→ PROVIDED RECORDS

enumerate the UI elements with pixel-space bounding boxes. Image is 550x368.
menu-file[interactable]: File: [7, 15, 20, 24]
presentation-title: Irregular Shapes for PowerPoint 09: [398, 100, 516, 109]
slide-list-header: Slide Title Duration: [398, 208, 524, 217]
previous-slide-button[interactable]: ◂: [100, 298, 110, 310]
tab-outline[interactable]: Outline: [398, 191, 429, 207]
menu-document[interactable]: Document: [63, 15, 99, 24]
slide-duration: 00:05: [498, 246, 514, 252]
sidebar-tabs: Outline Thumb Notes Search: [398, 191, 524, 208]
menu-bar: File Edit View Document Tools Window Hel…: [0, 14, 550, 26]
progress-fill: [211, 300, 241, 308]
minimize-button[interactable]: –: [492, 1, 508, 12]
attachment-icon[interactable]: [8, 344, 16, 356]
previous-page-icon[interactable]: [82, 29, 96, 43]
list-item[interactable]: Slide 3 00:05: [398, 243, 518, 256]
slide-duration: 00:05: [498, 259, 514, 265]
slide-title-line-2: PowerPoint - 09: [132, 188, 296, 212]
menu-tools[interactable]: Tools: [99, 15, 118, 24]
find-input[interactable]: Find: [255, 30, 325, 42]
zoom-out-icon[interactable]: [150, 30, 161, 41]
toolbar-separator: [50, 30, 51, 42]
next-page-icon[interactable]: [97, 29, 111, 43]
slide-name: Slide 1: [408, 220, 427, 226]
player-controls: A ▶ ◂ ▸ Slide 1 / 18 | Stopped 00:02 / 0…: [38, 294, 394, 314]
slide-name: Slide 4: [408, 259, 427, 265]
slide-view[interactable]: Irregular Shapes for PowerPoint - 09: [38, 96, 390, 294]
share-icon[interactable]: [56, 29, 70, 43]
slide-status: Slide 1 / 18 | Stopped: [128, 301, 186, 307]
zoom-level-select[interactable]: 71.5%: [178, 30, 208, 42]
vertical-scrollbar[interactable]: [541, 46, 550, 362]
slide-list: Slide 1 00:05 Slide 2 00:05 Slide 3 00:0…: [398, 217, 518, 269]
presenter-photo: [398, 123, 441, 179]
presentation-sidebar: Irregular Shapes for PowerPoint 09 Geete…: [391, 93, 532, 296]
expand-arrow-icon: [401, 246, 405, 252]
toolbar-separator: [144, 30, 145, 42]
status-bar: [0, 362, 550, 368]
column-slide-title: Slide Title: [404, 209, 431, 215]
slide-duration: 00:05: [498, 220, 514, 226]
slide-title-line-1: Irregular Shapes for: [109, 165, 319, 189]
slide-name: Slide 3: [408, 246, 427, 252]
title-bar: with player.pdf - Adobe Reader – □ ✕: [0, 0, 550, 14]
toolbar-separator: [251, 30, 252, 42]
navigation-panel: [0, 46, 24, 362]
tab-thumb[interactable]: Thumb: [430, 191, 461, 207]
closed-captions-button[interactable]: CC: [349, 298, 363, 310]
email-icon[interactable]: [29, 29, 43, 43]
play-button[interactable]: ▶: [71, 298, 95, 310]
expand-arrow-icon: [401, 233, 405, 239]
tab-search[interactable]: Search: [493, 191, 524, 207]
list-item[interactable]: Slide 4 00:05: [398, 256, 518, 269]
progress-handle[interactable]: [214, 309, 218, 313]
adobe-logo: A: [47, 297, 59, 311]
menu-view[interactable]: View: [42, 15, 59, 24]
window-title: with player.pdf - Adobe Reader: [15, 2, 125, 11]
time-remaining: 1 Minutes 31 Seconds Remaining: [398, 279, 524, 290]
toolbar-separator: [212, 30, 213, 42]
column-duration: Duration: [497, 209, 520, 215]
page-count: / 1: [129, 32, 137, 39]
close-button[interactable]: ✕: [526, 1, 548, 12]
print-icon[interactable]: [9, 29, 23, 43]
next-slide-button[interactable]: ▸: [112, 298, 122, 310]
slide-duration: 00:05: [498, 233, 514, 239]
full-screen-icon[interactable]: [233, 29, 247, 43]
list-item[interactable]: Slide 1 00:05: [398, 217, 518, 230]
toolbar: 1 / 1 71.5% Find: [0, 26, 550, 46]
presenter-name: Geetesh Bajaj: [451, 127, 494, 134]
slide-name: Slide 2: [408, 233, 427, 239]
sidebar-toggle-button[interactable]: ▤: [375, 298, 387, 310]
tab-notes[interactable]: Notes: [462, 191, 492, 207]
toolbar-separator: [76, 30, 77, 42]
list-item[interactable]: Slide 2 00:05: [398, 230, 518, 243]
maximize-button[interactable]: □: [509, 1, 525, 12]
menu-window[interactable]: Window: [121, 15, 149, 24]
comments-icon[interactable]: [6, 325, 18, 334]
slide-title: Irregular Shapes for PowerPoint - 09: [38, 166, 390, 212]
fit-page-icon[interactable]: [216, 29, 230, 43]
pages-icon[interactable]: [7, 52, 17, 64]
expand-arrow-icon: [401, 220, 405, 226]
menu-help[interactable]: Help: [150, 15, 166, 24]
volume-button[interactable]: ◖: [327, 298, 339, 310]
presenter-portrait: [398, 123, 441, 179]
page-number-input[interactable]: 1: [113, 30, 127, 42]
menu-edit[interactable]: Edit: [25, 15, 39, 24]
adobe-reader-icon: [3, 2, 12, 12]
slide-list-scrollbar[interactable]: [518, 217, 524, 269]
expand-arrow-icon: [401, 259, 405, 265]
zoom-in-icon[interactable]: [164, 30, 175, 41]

→ GIVEN INSTRUCTION
Print every line of the records above verbatim.

→ OUTPUT FOR THIS TASK
enumerate the UI elements with pixel-space bounding boxes. Image is 550x368.
menu-file[interactable]: File: [7, 15, 20, 24]
presentation-title: Irregular Shapes for PowerPoint 09: [398, 100, 516, 109]
slide-list-header: Slide Title Duration: [398, 208, 524, 217]
previous-slide-button[interactable]: ◂: [100, 298, 110, 310]
tab-outline[interactable]: Outline: [398, 191, 429, 207]
menu-document[interactable]: Document: [63, 15, 99, 24]
slide-duration: 00:05: [498, 246, 514, 252]
sidebar-tabs: Outline Thumb Notes Search: [398, 191, 524, 208]
menu-bar: File Edit View Document Tools Window Hel…: [0, 14, 550, 26]
progress-fill: [211, 300, 241, 308]
minimize-button[interactable]: –: [492, 1, 508, 12]
attachment-icon[interactable]: [8, 344, 16, 356]
previous-page-icon[interactable]: [82, 29, 96, 43]
list-item[interactable]: Slide 3 00:05: [398, 243, 518, 256]
slide-duration: 00:05: [498, 259, 514, 265]
slide-title-line-2: PowerPoint - 09: [132, 188, 296, 212]
menu-tools[interactable]: Tools: [99, 15, 118, 24]
find-input[interactable]: Find: [255, 30, 325, 42]
zoom-out-icon[interactable]: [150, 30, 161, 41]
toolbar-separator: [50, 30, 51, 42]
next-page-icon[interactable]: [97, 29, 111, 43]
slide-name: Slide 1: [408, 220, 427, 226]
player-controls: A ▶ ◂ ▸ Slide 1 / 18 | Stopped 00:02 / 0…: [38, 294, 394, 314]
slide-name: Slide 4: [408, 259, 427, 265]
slide-view[interactable]: Irregular Shapes for PowerPoint - 09: [38, 96, 390, 294]
share-icon[interactable]: [56, 29, 70, 43]
slide-status: Slide 1 / 18 | Stopped: [128, 301, 186, 307]
zoom-level-select[interactable]: 71.5%: [178, 30, 208, 42]
vertical-scrollbar[interactable]: [541, 46, 550, 362]
slide-list: Slide 1 00:05 Slide 2 00:05 Slide 3 00:0…: [398, 217, 518, 269]
presenter-photo: [398, 123, 441, 179]
presentation-sidebar: Irregular Shapes for PowerPoint 09 Geete…: [391, 93, 532, 296]
expand-arrow-icon: [401, 246, 405, 252]
toolbar-separator: [144, 30, 145, 42]
status-bar: [0, 362, 550, 368]
column-slide-title: Slide Title: [404, 209, 431, 215]
slide-duration: 00:05: [498, 220, 514, 226]
slide-title-line-1: Irregular Shapes for: [109, 165, 319, 189]
slide-name: Slide 3: [408, 246, 427, 252]
title-bar: with player.pdf - Adobe Reader – □ ✕: [0, 0, 550, 14]
toolbar-separator: [251, 30, 252, 42]
navigation-panel: [0, 46, 24, 362]
tab-thumb[interactable]: Thumb: [430, 191, 461, 207]
closed-captions-button[interactable]: CC: [349, 298, 363, 310]
email-icon[interactable]: [29, 29, 43, 43]
play-button[interactable]: ▶: [71, 298, 95, 310]
expand-arrow-icon: [401, 233, 405, 239]
tab-search[interactable]: Search: [493, 191, 524, 207]
list-item[interactable]: Slide 4 00:05: [398, 256, 518, 269]
progress-handle[interactable]: [214, 309, 218, 313]
adobe-logo: A: [47, 297, 59, 311]
menu-view[interactable]: View: [42, 15, 59, 24]
window-title: with player.pdf - Adobe Reader: [15, 2, 125, 11]
time-remaining: 1 Minutes 31 Seconds Remaining: [398, 279, 524, 290]
toolbar-separator: [212, 30, 213, 42]
column-duration: Duration: [497, 209, 520, 215]
page-count: / 1: [129, 32, 137, 39]
close-button[interactable]: ✕: [526, 1, 548, 12]
print-icon[interactable]: [9, 29, 23, 43]
next-slide-button[interactable]: ▸: [112, 298, 122, 310]
slide-duration: 00:05: [498, 233, 514, 239]
full-screen-icon[interactable]: [233, 29, 247, 43]
list-item[interactable]: Slide 1 00:05: [398, 217, 518, 230]
toolbar: 1 / 1 71.5% Find: [0, 26, 550, 46]
presenter-name: Geetesh Bajaj: [451, 127, 494, 134]
slide-name: Slide 2: [408, 233, 427, 239]
sidebar-toggle-button[interactable]: ▤: [375, 298, 387, 310]
tab-notes[interactable]: Notes: [462, 191, 492, 207]
toolbar-separator: [76, 30, 77, 42]
list-item[interactable]: Slide 2 00:05: [398, 230, 518, 243]
maximize-button[interactable]: □: [509, 1, 525, 12]
menu-window[interactable]: Window: [121, 15, 149, 24]
comments-icon[interactable]: [6, 325, 18, 334]
slide-title: Irregular Shapes for PowerPoint - 09: [38, 166, 390, 212]
fit-page-icon[interactable]: [216, 29, 230, 43]
pages-icon[interactable]: [7, 52, 17, 64]
expand-arrow-icon: [401, 220, 405, 226]
menu-help[interactable]: Help: [150, 15, 166, 24]
volume-button[interactable]: ◖: [327, 298, 339, 310]
presenter-portrait: [398, 123, 441, 179]
page-number-input[interactable]: 1: [113, 30, 127, 42]
menu-edit[interactable]: Edit: [25, 15, 39, 24]
adobe-reader-icon: [3, 2, 12, 12]
slide-list-scrollbar[interactable]: [518, 217, 524, 269]
expand-arrow-icon: [401, 259, 405, 265]
zoom-in-icon[interactable]: [164, 30, 175, 41]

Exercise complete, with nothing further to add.